TASK INSTRUCTIONS:
Write out all of the data without omission, exactly as shown.

MATERIAL:
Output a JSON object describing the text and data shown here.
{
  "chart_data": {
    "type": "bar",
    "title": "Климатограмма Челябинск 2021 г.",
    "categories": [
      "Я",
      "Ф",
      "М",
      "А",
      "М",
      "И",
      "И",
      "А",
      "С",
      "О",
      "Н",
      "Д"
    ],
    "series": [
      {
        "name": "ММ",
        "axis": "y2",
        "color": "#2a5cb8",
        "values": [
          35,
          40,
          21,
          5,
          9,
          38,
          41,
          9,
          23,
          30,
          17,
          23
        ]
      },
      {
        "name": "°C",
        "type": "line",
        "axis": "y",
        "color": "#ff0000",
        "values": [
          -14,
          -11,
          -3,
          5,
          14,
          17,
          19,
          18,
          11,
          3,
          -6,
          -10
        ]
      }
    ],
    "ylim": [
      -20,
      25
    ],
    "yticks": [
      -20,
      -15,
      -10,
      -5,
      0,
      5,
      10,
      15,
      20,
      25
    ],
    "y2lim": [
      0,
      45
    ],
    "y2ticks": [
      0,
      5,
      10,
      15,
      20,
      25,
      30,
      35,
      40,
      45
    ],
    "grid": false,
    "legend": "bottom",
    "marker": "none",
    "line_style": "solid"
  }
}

RESULT OF THE EXERCISE:
Output a JSON object describing the text and data shown here.
{
  "chart_data": {
    "type": "bar",
    "title": "Климатограмма Челябинск 2021 г.",
    "categories": [
      "Я",
      "Ф",
      "М",
      "А",
      "М",
      "И",
      "И",
      "А",
      "С",
      "О",
      "Н",
      "Д"
    ],
    "series": [
      {
        "name": "ММ",
        "axis": "y2",
        "color": "#2a5cb8",
        "values": [
          35,
          40,
          21,
          5,
          9,
          38,
          41,
          9,
          23,
          30,
          17,
          23
        ]
      },
      {
        "name": "°C",
        "type": "line",
        "axis": "y",
        "color": "#ff0000",
        "values": [
          -14,
          -11,
          -3,
          5,
          14,
          17,
          19,
          18,
          11,
          3,
          -6,
          -10
        ]
      }
    ],
    "ylim": [
      -20,
      25
    ],
    "yticks": [
      -20,
      -15,
      -10,
      -5,
      0,
      5,
      10,
      15,
      20,
      25
    ],
    "y2lim": [
      0,
      45
    ],
    "y2ticks": [
      0,
      5,
      10,
      15,
      20,
      25,
      30,
      35,
      40,
      45
    ],
    "grid": false,
    "legend": "bottom",
    "marker": "none",
    "line_style": "solid"
  }
}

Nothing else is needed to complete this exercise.